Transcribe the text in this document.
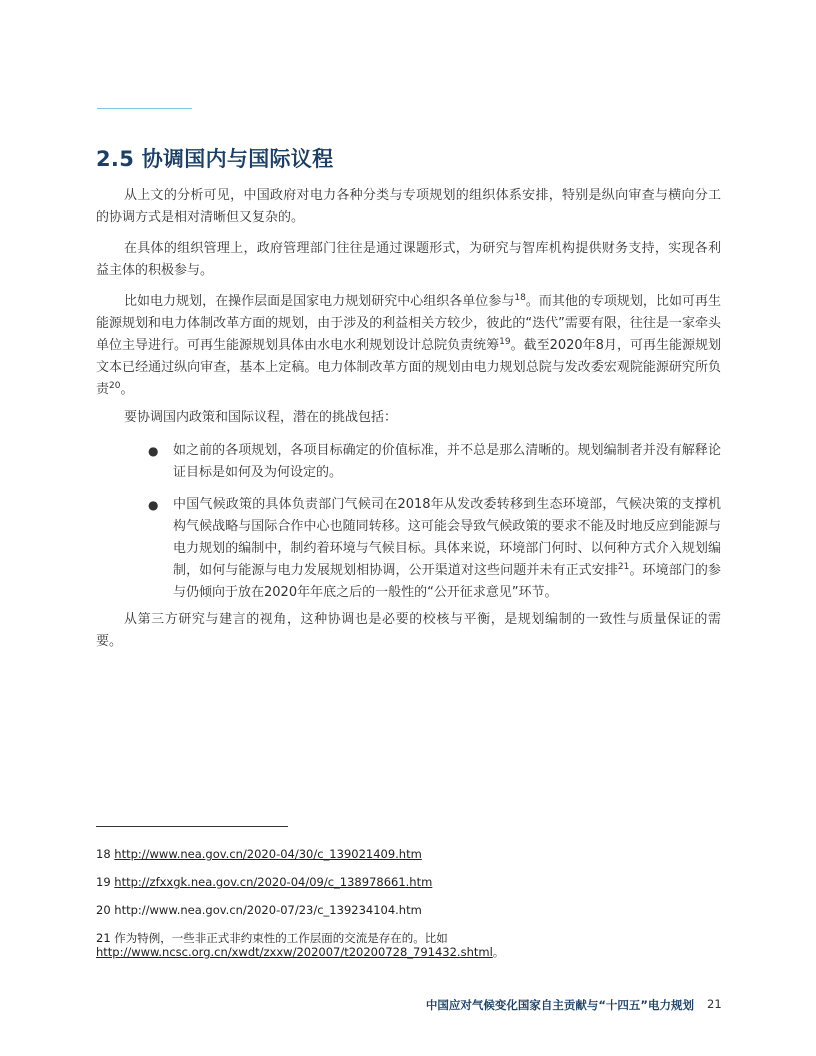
2.5 协调国内与国际议程

从上文的分析可见，中国政府对电力各种分类与专项规划的组织体系安排，特别是纵向审查与横向分工的协调方式是相对清晰但又复杂的。

在具体的组织管理上，政府管理部门往往是通过课题形式，为研究与智库机构提供财务支持，实现各利益主体的积极参与。

比如电力规划，在操作层面是国家电力规划研究中心组织各单位参与$^{18}$。而其他的专项规划，比如可再生能源规划和电力体制改革方面的规划，由于涉及的利益相关方较少，彼此的“迭代”需要有限，往往是一家牵头单位主导进行。可再生能源规划具体由水电水利规划设计总院负责统筹$^{19}$。截至2020年8月，可再生能源规划文本已经通过纵向审查，基本上定稿。电力体制改革方面的规划由电力规划总院与发改委宏观院能源研究所负责$^{20}$。

要协调国内政策和国际议程，潜在的挑战包括：

● 如之前的各项规划，各项目标确定的价值标准，并不总是那么清晰的。规划编制者并没有解释论证目标是如何及为何设定的。

● 中国气候政策的具体负责部门气候司在2018年从发改委转移到生态环境部，气候决策的支撑机构气候战略与国际合作中心也随同转移。这可能会导致气候政策的要求不能及时地反应到能源与电力规划的编制中，制约着环境与气候目标。具体来说，环境部门何时、以何种方式介入规划编制，如何与能源与电力发展规划相协调，公开渠道对这些问题并未有正式安排$^{21}$。环境部门的参与仍倾向于放在2020年年底之后的一般性的“公开征求意见”环节。

从第三方研究与建言的视角，这种协调也是必要的校核与平衡，是规划编制的一致性与质量保证的需要。

18 http://www.nea.gov.cn/2020-04/30/c_139021409.htm

19 http://zfxxgk.nea.gov.cn/2020-04/09/c_138978661.htm

20 http://www.nea.gov.cn/2020-07/23/c_139234104.htm

21 作为特例，一些非正式非约束性的工作层面的交流是存在的。比如
http://www.ncsc.org.cn/xwdt/zxxw/202007/t20200728_791432.shtml。

中国应对气候变化国家自主贡献与“十四五”电力规划 21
::::::::::
→ Task directions
Each entry must be retyped word for word, with every image omitted.

→ Solution
Transcribe the text in this document.
2.5 协调国内与国际议程

从上文的分析可见，中国政府对电力各种分类与专项规划的组织体系安排，特别是纵向审查与横向分工的协调方式是相对清晰但又复杂的。

在具体的组织管理上，政府管理部门往往是通过课题形式，为研究与智库机构提供财务支持，实现各利益主体的积极参与。

比如电力规划，在操作层面是国家电力规划研究中心组织各单位参与$^{18}$。而其他的专项规划，比如可再生能源规划和电力体制改革方面的规划，由于涉及的利益相关方较少，彼此的“迭代”需要有限，往往是一家牵头单位主导进行。可再生能源规划具体由水电水利规划设计总院负责统筹$^{19}$。截至2020年8月，可再生能源规划文本已经通过纵向审查，基本上定稿。电力体制改革方面的规划由电力规划总院与发改委宏观院能源研究所负责$^{20}$。

要协调国内政策和国际议程，潜在的挑战包括：

● 如之前的各项规划，各项目标确定的价值标准，并不总是那么清晰的。规划编制者并没有解释论证目标是如何及为何设定的。

● 中国气候政策的具体负责部门气候司在2018年从发改委转移到生态环境部，气候决策的支撑机构气候战略与国际合作中心也随同转移。这可能会导致气候政策的要求不能及时地反应到能源与电力规划的编制中，制约着环境与气候目标。具体来说，环境部门何时、以何种方式介入规划编制，如何与能源与电力发展规划相协调，公开渠道对这些问题并未有正式安排$^{21}$。环境部门的参与仍倾向于放在2020年年底之后的一般性的“公开征求意见”环节。

从第三方研究与建言的视角，这种协调也是必要的校核与平衡，是规划编制的一致性与质量保证的需要。

18 http://www.nea.gov.cn/2020-04/30/c_139021409.htm

19 http://zfxxgk.nea.gov.cn/2020-04/09/c_138978661.htm

20 http://www.nea.gov.cn/2020-07/23/c_139234104.htm

21 作为特例，一些非正式非约束性的工作层面的交流是存在的。比如
http://www.ncsc.org.cn/xwdt/zxxw/202007/t20200728_791432.shtml。

中国应对气候变化国家自主贡献与“十四五”电力规划 21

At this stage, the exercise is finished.